▸ THE REQUEST
Extract all lines in the data that contain the word "name".

▸ INPUT MATERIAL
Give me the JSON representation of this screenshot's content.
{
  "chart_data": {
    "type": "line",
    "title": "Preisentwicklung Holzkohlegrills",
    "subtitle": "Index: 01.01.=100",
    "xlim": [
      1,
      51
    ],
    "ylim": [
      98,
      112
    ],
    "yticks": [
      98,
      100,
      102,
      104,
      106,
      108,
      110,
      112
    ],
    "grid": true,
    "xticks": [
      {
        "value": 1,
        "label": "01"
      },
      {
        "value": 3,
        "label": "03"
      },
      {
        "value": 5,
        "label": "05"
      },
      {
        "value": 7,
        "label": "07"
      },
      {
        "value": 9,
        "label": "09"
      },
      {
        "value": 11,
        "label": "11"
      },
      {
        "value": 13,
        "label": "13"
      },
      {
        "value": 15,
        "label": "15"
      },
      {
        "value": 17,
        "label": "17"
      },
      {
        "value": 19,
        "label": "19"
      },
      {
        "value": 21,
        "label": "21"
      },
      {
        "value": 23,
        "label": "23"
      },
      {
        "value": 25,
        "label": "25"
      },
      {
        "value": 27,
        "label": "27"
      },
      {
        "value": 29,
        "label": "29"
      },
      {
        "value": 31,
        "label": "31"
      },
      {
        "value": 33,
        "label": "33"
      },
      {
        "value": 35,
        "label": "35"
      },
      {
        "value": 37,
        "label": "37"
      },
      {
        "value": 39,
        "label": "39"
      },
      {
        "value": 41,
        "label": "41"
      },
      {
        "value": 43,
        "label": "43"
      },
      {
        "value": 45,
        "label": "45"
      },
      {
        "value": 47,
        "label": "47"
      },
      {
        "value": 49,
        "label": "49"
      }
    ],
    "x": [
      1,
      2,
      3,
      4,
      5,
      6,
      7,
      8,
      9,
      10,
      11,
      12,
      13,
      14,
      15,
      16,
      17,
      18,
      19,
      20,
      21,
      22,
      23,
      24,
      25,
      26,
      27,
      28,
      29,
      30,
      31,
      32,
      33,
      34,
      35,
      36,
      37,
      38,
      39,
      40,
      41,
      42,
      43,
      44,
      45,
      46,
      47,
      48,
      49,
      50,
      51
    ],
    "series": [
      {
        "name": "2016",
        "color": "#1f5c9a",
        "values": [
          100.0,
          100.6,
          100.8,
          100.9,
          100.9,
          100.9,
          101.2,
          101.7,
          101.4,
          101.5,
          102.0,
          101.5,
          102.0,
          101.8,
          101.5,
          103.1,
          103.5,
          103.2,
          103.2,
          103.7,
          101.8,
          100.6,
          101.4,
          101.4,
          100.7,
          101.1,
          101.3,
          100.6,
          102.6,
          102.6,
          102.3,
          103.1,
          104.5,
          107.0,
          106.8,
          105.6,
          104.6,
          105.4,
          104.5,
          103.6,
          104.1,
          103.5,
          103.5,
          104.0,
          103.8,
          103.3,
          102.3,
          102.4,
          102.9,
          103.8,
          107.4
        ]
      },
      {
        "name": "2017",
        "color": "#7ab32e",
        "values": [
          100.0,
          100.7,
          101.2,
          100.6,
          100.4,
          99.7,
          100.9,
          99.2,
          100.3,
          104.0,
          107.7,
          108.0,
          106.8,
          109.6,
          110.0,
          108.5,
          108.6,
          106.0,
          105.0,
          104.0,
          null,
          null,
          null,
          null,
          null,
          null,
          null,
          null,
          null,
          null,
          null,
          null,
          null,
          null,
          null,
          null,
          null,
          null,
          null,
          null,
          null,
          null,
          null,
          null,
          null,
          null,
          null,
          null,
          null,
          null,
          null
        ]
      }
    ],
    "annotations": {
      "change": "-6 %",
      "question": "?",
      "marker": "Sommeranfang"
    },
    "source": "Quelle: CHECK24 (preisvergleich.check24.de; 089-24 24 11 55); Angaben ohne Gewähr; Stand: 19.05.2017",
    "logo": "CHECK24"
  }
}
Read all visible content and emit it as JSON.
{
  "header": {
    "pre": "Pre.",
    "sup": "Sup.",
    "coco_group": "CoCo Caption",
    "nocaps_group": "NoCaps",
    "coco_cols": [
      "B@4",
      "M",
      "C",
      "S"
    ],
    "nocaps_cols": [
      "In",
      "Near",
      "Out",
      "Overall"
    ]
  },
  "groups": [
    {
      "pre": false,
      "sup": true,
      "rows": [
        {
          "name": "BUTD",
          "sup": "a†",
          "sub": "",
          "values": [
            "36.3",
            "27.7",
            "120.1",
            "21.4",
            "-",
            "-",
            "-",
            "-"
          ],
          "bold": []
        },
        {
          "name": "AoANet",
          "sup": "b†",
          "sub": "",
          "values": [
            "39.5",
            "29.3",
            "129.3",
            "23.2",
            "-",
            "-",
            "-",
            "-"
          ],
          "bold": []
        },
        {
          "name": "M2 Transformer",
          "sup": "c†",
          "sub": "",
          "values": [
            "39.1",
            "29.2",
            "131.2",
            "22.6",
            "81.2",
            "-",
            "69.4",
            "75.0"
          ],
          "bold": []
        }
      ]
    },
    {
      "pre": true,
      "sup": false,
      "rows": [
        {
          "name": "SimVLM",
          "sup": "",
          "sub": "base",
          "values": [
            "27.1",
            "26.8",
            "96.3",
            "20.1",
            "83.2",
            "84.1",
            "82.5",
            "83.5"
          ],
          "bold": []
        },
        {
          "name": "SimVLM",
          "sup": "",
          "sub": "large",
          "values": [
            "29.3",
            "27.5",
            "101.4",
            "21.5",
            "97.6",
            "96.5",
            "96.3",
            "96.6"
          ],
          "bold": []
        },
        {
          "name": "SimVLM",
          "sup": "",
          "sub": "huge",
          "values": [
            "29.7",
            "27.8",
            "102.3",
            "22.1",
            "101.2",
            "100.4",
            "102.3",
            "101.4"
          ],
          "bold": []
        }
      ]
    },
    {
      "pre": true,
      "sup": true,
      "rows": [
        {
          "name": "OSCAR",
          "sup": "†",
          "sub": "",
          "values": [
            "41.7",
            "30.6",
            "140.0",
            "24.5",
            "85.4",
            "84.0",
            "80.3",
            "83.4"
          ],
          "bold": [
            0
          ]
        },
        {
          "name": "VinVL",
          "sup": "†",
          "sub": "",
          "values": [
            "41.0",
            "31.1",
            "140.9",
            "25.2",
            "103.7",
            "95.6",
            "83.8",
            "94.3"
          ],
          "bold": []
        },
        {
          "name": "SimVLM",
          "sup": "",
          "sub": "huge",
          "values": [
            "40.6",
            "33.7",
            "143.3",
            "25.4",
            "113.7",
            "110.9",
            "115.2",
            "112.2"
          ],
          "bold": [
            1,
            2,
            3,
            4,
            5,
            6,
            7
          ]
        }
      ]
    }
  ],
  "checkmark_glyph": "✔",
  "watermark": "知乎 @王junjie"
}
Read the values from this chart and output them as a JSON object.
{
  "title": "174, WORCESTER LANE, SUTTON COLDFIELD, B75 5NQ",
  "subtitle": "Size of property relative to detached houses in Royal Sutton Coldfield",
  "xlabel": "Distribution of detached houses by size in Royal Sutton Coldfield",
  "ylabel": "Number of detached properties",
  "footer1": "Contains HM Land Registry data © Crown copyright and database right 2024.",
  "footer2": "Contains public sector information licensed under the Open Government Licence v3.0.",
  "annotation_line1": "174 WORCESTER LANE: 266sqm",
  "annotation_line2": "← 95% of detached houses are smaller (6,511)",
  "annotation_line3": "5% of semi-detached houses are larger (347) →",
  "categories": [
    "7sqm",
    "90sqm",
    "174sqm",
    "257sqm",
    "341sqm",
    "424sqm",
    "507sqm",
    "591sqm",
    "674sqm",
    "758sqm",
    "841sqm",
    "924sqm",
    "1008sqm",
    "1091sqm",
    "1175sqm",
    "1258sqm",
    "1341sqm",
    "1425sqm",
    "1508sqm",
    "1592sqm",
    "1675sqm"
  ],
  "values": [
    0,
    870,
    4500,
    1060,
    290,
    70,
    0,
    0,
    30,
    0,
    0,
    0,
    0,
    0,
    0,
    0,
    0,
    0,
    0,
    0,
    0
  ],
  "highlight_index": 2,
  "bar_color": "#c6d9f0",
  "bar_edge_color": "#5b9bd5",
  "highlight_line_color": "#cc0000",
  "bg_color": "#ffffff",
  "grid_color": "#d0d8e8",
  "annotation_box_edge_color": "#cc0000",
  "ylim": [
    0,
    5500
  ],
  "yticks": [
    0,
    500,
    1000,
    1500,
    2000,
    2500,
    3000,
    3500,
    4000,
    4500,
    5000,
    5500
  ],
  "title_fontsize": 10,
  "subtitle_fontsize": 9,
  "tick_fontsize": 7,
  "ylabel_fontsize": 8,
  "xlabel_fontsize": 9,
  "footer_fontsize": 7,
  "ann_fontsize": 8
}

▸ PROBLEM SOLUTION
        "name": "2016",
        "name": "2017",
          "name": "BUTD",
          "name": "AoANet",
          "name": "M2 Transformer",
          "name": "SimVLM",
          "name": "SimVLM",
          "name": "SimVLM",
          "name": "OSCAR",
          "name": "VinVL",
          "name": "SimVLM",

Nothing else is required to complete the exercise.